### Material for the task
● ● ●

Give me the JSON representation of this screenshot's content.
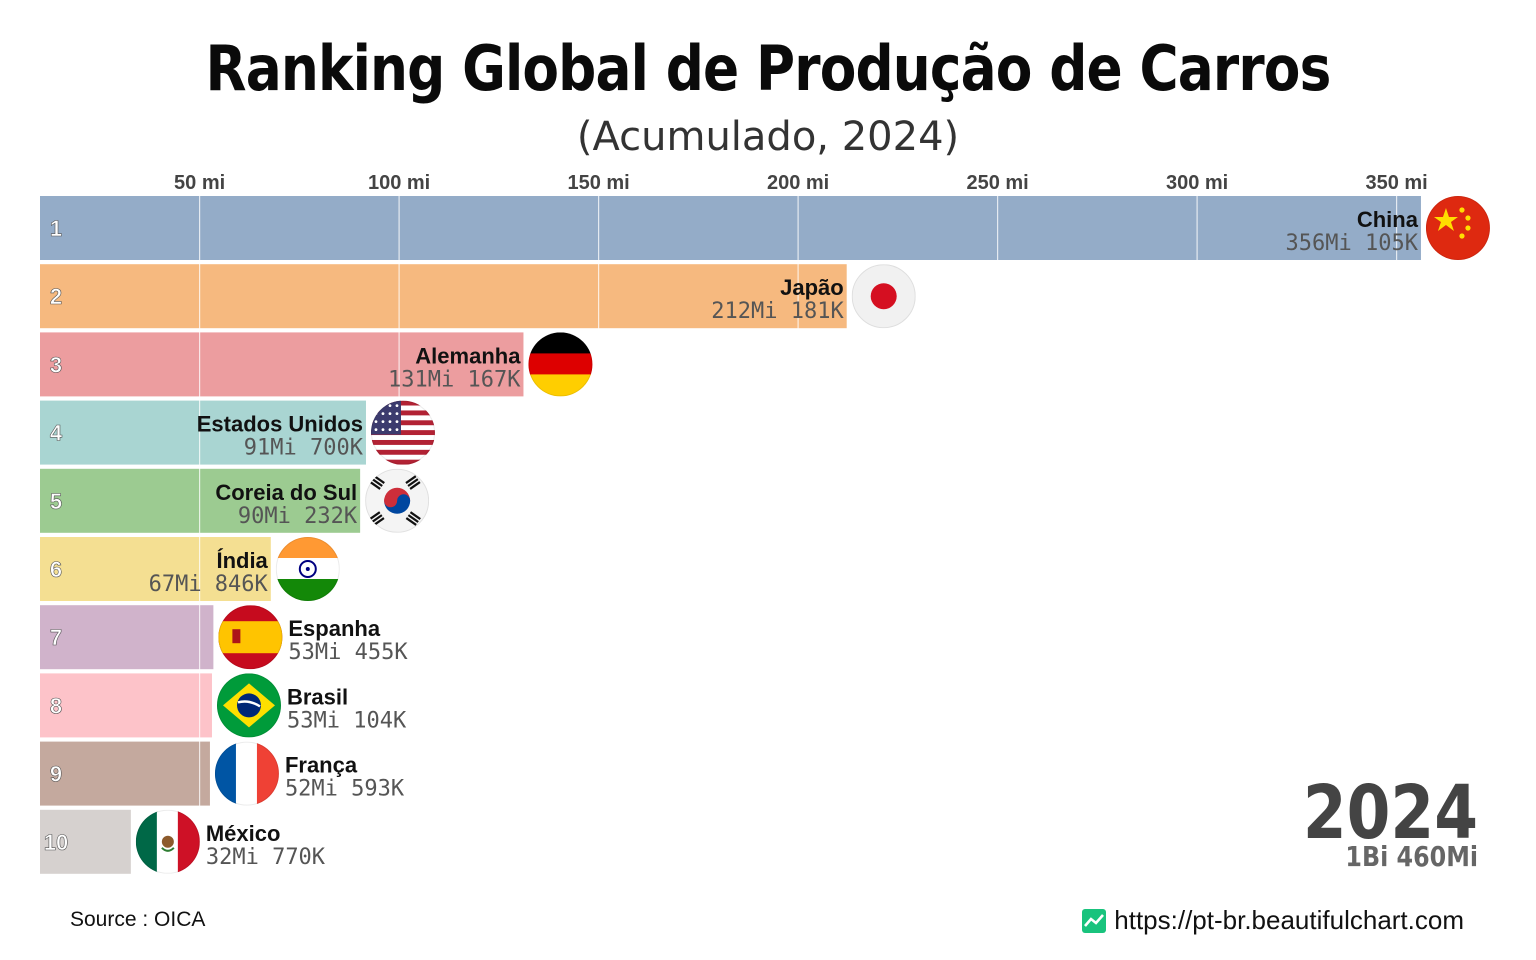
{
  "title": "Ranking Global de Produção de Carros",
  "subtitle": "(Acumulado, 2024)",
  "year": "2024",
  "total": "1Bi 460Mi",
  "source": "Source : OICA",
  "credit": "https://pt-br.beautifulchart.com",
  "chart_data": {
    "type": "bar",
    "orientation": "horizontal",
    "title": "Ranking Global de Produção de Carros",
    "subtitle": "(Acumulado, 2024)",
    "xlim": [
      10,
      356
    ],
    "x_ticks": [
      50,
      100,
      150,
      200,
      250,
      300,
      350
    ],
    "x_tick_labels": [
      "50 mi",
      "100 mi",
      "150 mi",
      "200 mi",
      "250 mi",
      "300 mi",
      "350 mi"
    ],
    "grid": true,
    "unit": "millions",
    "bars": [
      {
        "rank": "1",
        "name": "China",
        "value": 356.105,
        "label": "356Mi 105K",
        "color": "#94acc8",
        "flag": "china-flag-icon"
      },
      {
        "rank": "2",
        "name": "Japão",
        "value": 212.181,
        "label": "212Mi 181K",
        "color": "#f6b97f",
        "flag": "japan-flag-icon"
      },
      {
        "rank": "3",
        "name": "Alemanha",
        "value": 131.167,
        "label": "131Mi 167K",
        "color": "#ec9d9f",
        "flag": "germany-flag-icon"
      },
      {
        "rank": "4",
        "name": "Estados Unidos",
        "value": 91.7,
        "label": "91Mi 700K",
        "color": "#a9d5d2",
        "flag": "usa-flag-icon"
      },
      {
        "rank": "5",
        "name": "Coreia do Sul",
        "value": 90.232,
        "label": "90Mi 232K",
        "color": "#9ccb91",
        "flag": "south-korea-flag-icon"
      },
      {
        "rank": "6",
        "name": "Índia",
        "value": 67.846,
        "label": "67Mi 846K",
        "color": "#f4df92",
        "flag": "india-flag-icon"
      },
      {
        "rank": "7",
        "name": "Espanha",
        "value": 53.455,
        "label": "53Mi 455K",
        "color": "#d0b3cb",
        "flag": "spain-flag-icon"
      },
      {
        "rank": "8",
        "name": "Brasil",
        "value": 53.104,
        "label": "53Mi 104K",
        "color": "#fdc3c9",
        "flag": "brazil-flag-icon"
      },
      {
        "rank": "9",
        "name": "França",
        "value": 52.593,
        "label": "52Mi 593K",
        "color": "#c4a99e",
        "flag": "france-flag-icon"
      },
      {
        "rank": "10",
        "name": "México",
        "value": 32.77,
        "label": "32Mi 770K",
        "color": "#d6d1cf",
        "flag": "mexico-flag-icon"
      }
    ]
  }
}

● ● ●

### Challenge
Retype all the records shown above, character for character. Omit every picture.

### Output of the exercise
Give me the JSON representation of this screenshot's content.
{
  "title": "Ranking Global de Produção de Carros",
  "subtitle": "(Acumulado, 2024)",
  "year": "2024",
  "total": "1Bi 460Mi",
  "source": "Source : OICA",
  "credit": "https://pt-br.beautifulchart.com",
  "chart_data": {
    "type": "bar",
    "orientation": "horizontal",
    "title": "Ranking Global de Produção de Carros",
    "subtitle": "(Acumulado, 2024)",
    "xlim": [
      10,
      356
    ],
    "x_ticks": [
      50,
      100,
      150,
      200,
      250,
      300,
      350
    ],
    "x_tick_labels": [
      "50 mi",
      "100 mi",
      "150 mi",
      "200 mi",
      "250 mi",
      "300 mi",
      "350 mi"
    ],
    "grid": true,
    "unit": "millions",
    "bars": [
      {
        "rank": "1",
        "name": "China",
        "value": 356.105,
        "label": "356Mi 105K",
        "color": "#94acc8",
        "flag": "china-flag-icon"
      },
      {
        "rank": "2",
        "name": "Japão",
        "value": 212.181,
        "label": "212Mi 181K",
        "color": "#f6b97f",
        "flag": "japan-flag-icon"
      },
      {
        "rank": "3",
        "name": "Alemanha",
        "value": 131.167,
        "label": "131Mi 167K",
        "color": "#ec9d9f",
        "flag": "germany-flag-icon"
      },
      {
        "rank": "4",
        "name": "Estados Unidos",
        "value": 91.7,
        "label": "91Mi 700K",
        "color": "#a9d5d2",
        "flag": "usa-flag-icon"
      },
      {
        "rank": "5",
        "name": "Coreia do Sul",
        "value": 90.232,
        "label": "90Mi 232K",
        "color": "#9ccb91",
        "flag": "south-korea-flag-icon"
      },
      {
        "rank": "6",
        "name": "Índia",
        "value": 67.846,
        "label": "67Mi 846K",
        "color": "#f4df92",
        "flag": "india-flag-icon"
      },
      {
        "rank": "7",
        "name": "Espanha",
        "value": 53.455,
        "label": "53Mi 455K",
        "color": "#d0b3cb",
        "flag": "spain-flag-icon"
      },
      {
        "rank": "8",
        "name": "Brasil",
        "value": 53.104,
        "label": "53Mi 104K",
        "color": "#fdc3c9",
        "flag": "brazil-flag-icon"
      },
      {
        "rank": "9",
        "name": "França",
        "value": 52.593,
        "label": "52Mi 593K",
        "color": "#c4a99e",
        "flag": "france-flag-icon"
      },
      {
        "rank": "10",
        "name": "México",
        "value": 32.77,
        "label": "32Mi 770K",
        "color": "#d6d1cf",
        "flag": "mexico-flag-icon"
      }
    ]
  }
}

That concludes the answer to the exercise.